■ **Task statement**: Transcribe all the entries word for word, omitting any pictures they contain.
***
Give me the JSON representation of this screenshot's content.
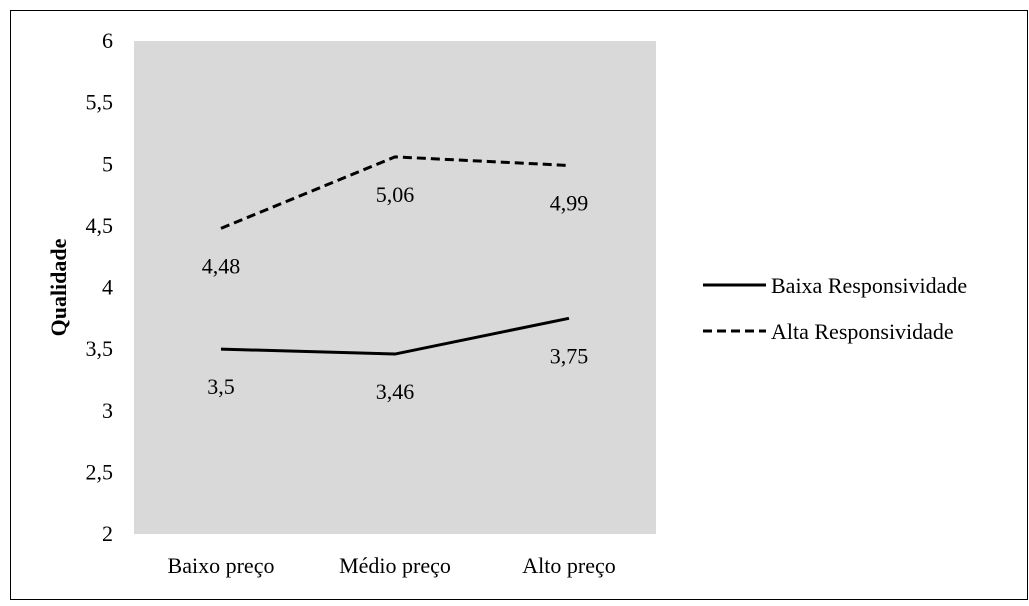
{
  "chart_data": {
    "type": "line",
    "title": "",
    "xlabel": "",
    "ylabel": "Qualidade",
    "categories": [
      "Baixo preço",
      "Médio preço",
      "Alto preço"
    ],
    "ylim": [
      2,
      6
    ],
    "yticks": [
      "2",
      "2,5",
      "3",
      "3,5",
      "4",
      "4,5",
      "5",
      "5,5",
      "6"
    ],
    "ytick_values": [
      2,
      2.5,
      3,
      3.5,
      4,
      4.5,
      5,
      5.5,
      6
    ],
    "grid": false,
    "plot_background": "#d9d9d9",
    "legend_position": "right",
    "series": [
      {
        "name": "Baixa Responsividade",
        "style": "solid",
        "color": "#000000",
        "values": [
          3.5,
          3.46,
          3.75
        ],
        "labels": [
          "3,5",
          "3,46",
          "3,75"
        ]
      },
      {
        "name": "Alta Responsividade",
        "style": "dashed",
        "color": "#000000",
        "values": [
          4.48,
          5.06,
          4.99
        ],
        "labels": [
          "4,48",
          "5,06",
          "4,99"
        ]
      }
    ]
  }
}
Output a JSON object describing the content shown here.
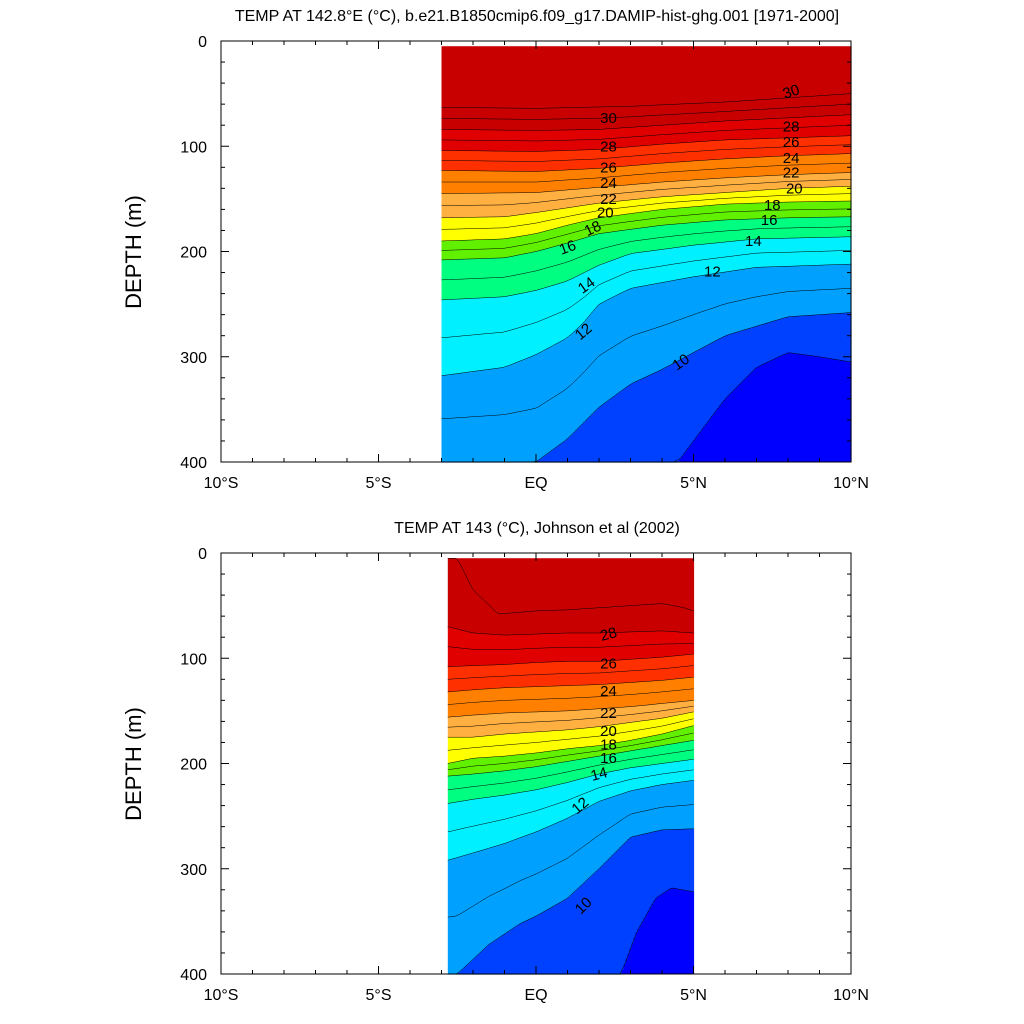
***
■ **Exercise solution**:
Give me the JSON representation of this screenshot's content.
{
  "chart_data": {
    "type": "line",
    "title": "",
    "xlabel": "",
    "ylabel": "Qualidade",
    "categories": [
      "Baixo preço",
      "Médio preço",
      "Alto preço"
    ],
    "ylim": [
      2,
      6
    ],
    "yticks": [
      "2",
      "2,5",
      "3",
      "3,5",
      "4",
      "4,5",
      "5",
      "5,5",
      "6"
    ],
    "ytick_values": [
      2,
      2.5,
      3,
      3.5,
      4,
      4.5,
      5,
      5.5,
      6
    ],
    "grid": false,
    "plot_background": "#d9d9d9",
    "legend_position": "right",
    "series": [
      {
        "name": "Baixa Responsividade",
        "style": "solid",
        "color": "#000000",
        "values": [
          3.5,
          3.46,
          3.75
        ],
        "labels": [
          "3,5",
          "3,46",
          "3,75"
        ]
      },
      {
        "name": "Alta Responsividade",
        "style": "dashed",
        "color": "#000000",
        "values": [
          4.48,
          5.06,
          4.99
        ],
        "labels": [
          "4,48",
          "5,06",
          "4,99"
        ]
      }
    ]
  }
}
Output a JSON object describing the content shown here.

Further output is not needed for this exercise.